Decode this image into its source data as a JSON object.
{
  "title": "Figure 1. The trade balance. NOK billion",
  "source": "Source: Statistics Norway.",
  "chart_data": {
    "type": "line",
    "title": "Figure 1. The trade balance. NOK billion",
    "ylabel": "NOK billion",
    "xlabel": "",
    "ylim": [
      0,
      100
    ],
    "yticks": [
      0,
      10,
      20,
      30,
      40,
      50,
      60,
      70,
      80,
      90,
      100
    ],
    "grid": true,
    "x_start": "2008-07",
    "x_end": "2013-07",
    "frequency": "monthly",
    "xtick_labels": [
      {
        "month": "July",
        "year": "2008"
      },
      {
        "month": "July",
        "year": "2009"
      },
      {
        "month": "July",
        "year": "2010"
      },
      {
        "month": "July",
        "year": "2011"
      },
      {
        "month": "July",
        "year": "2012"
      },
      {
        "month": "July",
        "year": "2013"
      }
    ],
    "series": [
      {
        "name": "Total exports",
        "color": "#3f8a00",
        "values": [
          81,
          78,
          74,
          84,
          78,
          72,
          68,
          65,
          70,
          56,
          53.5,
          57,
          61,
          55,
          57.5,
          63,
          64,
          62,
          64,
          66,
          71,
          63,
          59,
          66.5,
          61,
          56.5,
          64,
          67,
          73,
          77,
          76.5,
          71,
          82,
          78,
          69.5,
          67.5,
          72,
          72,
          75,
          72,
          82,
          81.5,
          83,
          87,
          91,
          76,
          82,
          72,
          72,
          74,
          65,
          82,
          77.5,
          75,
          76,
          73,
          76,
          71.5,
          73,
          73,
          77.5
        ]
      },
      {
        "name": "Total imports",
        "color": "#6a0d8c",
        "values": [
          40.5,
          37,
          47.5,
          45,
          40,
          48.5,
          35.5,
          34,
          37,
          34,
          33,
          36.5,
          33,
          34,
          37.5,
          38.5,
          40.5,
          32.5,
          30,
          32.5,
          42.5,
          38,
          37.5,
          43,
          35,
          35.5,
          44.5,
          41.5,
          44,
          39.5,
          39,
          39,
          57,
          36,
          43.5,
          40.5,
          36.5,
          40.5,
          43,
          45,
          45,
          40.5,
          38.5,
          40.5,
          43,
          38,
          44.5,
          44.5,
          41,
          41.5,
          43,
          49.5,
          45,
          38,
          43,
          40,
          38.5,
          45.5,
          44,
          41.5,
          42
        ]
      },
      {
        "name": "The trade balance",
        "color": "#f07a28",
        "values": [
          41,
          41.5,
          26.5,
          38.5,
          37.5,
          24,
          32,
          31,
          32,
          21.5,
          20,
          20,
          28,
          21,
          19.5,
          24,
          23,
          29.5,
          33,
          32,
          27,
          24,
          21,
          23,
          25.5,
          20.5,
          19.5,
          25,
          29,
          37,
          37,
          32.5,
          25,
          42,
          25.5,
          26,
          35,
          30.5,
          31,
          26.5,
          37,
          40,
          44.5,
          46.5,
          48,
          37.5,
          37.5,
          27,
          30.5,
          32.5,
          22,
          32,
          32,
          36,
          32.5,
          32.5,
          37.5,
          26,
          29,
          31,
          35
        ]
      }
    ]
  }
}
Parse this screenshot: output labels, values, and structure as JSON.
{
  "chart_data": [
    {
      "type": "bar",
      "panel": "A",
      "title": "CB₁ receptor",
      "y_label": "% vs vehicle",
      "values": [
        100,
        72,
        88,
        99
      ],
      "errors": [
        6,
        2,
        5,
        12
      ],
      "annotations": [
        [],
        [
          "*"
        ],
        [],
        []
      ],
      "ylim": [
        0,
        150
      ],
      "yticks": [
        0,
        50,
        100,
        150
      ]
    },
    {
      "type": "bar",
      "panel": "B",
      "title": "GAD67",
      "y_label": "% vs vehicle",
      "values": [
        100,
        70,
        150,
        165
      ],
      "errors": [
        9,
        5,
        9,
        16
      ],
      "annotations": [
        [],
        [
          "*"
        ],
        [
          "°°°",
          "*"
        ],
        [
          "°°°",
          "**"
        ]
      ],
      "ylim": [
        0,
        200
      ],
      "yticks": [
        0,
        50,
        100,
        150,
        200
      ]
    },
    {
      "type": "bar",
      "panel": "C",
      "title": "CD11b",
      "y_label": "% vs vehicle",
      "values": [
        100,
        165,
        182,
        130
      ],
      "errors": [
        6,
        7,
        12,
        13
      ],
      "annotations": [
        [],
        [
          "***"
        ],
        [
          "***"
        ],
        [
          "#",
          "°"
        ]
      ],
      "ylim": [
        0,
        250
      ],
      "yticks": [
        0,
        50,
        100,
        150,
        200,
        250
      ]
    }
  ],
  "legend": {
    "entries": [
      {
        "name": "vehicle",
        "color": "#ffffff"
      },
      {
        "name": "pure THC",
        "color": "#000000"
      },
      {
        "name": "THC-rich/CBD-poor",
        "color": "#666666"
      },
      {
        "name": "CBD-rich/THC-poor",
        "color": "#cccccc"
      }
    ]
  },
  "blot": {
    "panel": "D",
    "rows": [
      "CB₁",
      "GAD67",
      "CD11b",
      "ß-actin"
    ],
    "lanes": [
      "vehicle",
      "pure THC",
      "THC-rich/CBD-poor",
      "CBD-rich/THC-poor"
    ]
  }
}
________________
→ To be done:
Copy out each record from above, exactly.

→ Finished exercise:
Decode this image into its source data as a JSON object.
{
  "title": "Figure 1. The trade balance. NOK billion",
  "source": "Source: Statistics Norway.",
  "chart_data": {
    "type": "line",
    "title": "Figure 1. The trade balance. NOK billion",
    "ylabel": "NOK billion",
    "xlabel": "",
    "ylim": [
      0,
      100
    ],
    "yticks": [
      0,
      10,
      20,
      30,
      40,
      50,
      60,
      70,
      80,
      90,
      100
    ],
    "grid": true,
    "x_start": "2008-07",
    "x_end": "2013-07",
    "frequency": "monthly",
    "xtick_labels": [
      {
        "month": "July",
        "year": "2008"
      },
      {
        "month": "July",
        "year": "2009"
      },
      {
        "month": "July",
        "year": "2010"
      },
      {
        "month": "July",
        "year": "2011"
      },
      {
        "month": "July",
        "year": "2012"
      },
      {
        "month": "July",
        "year": "2013"
      }
    ],
    "series": [
      {
        "name": "Total exports",
        "color": "#3f8a00",
        "values": [
          81,
          78,
          74,
          84,
          78,
          72,
          68,
          65,
          70,
          56,
          53.5,
          57,
          61,
          55,
          57.5,
          63,
          64,
          62,
          64,
          66,
          71,
          63,
          59,
          66.5,
          61,
          56.5,
          64,
          67,
          73,
          77,
          76.5,
          71,
          82,
          78,
          69.5,
          67.5,
          72,
          72,
          75,
          72,
          82,
          81.5,
          83,
          87,
          91,
          76,
          82,
          72,
          72,
          74,
          65,
          82,
          77.5,
          75,
          76,
          73,
          76,
          71.5,
          73,
          73,
          77.5
        ]
      },
      {
        "name": "Total imports",
        "color": "#6a0d8c",
        "values": [
          40.5,
          37,
          47.5,
          45,
          40,
          48.5,
          35.5,
          34,
          37,
          34,
          33,
          36.5,
          33,
          34,
          37.5,
          38.5,
          40.5,
          32.5,
          30,
          32.5,
          42.5,
          38,
          37.5,
          43,
          35,
          35.5,
          44.5,
          41.5,
          44,
          39.5,
          39,
          39,
          57,
          36,
          43.5,
          40.5,
          36.5,
          40.5,
          43,
          45,
          45,
          40.5,
          38.5,
          40.5,
          43,
          38,
          44.5,
          44.5,
          41,
          41.5,
          43,
          49.5,
          45,
          38,
          43,
          40,
          38.5,
          45.5,
          44,
          41.5,
          42
        ]
      },
      {
        "name": "The trade balance",
        "color": "#f07a28",
        "values": [
          41,
          41.5,
          26.5,
          38.5,
          37.5,
          24,
          32,
          31,
          32,
          21.5,
          20,
          20,
          28,
          21,
          19.5,
          24,
          23,
          29.5,
          33,
          32,
          27,
          24,
          21,
          23,
          25.5,
          20.5,
          19.5,
          25,
          29,
          37,
          37,
          32.5,
          25,
          42,
          25.5,
          26,
          35,
          30.5,
          31,
          26.5,
          37,
          40,
          44.5,
          46.5,
          48,
          37.5,
          37.5,
          27,
          30.5,
          32.5,
          22,
          32,
          32,
          36,
          32.5,
          32.5,
          37.5,
          26,
          29,
          31,
          35
        ]
      }
    ]
  }
}
Parse this screenshot: output labels, values, and structure as JSON.
{
  "chart_data": [
    {
      "type": "bar",
      "panel": "A",
      "title": "CB₁ receptor",
      "y_label": "% vs vehicle",
      "values": [
        100,
        72,
        88,
        99
      ],
      "errors": [
        6,
        2,
        5,
        12
      ],
      "annotations": [
        [],
        [
          "*"
        ],
        [],
        []
      ],
      "ylim": [
        0,
        150
      ],
      "yticks": [
        0,
        50,
        100,
        150
      ]
    },
    {
      "type": "bar",
      "panel": "B",
      "title": "GAD67",
      "y_label": "% vs vehicle",
      "values": [
        100,
        70,
        150,
        165
      ],
      "errors": [
        9,
        5,
        9,
        16
      ],
      "annotations": [
        [],
        [
          "*"
        ],
        [
          "°°°",
          "*"
        ],
        [
          "°°°",
          "**"
        ]
      ],
      "ylim": [
        0,
        200
      ],
      "yticks": [
        0,
        50,
        100,
        150,
        200
      ]
    },
    {
      "type": "bar",
      "panel": "C",
      "title": "CD11b",
      "y_label": "% vs vehicle",
      "values": [
        100,
        165,
        182,
        130
      ],
      "errors": [
        6,
        7,
        12,
        13
      ],
      "annotations": [
        [],
        [
          "***"
        ],
        [
          "***"
        ],
        [
          "#",
          "°"
        ]
      ],
      "ylim": [
        0,
        250
      ],
      "yticks": [
        0,
        50,
        100,
        150,
        200,
        250
      ]
    }
  ],
  "legend": {
    "entries": [
      {
        "name": "vehicle",
        "color": "#ffffff"
      },
      {
        "name": "pure THC",
        "color": "#000000"
      },
      {
        "name": "THC-rich/CBD-poor",
        "color": "#666666"
      },
      {
        "name": "CBD-rich/THC-poor",
        "color": "#cccccc"
      }
    ]
  },
  "blot": {
    "panel": "D",
    "rows": [
      "CB₁",
      "GAD67",
      "CD11b",
      "ß-actin"
    ],
    "lanes": [
      "vehicle",
      "pure THC",
      "THC-rich/CBD-poor",
      "CBD-rich/THC-poor"
    ]
  }
}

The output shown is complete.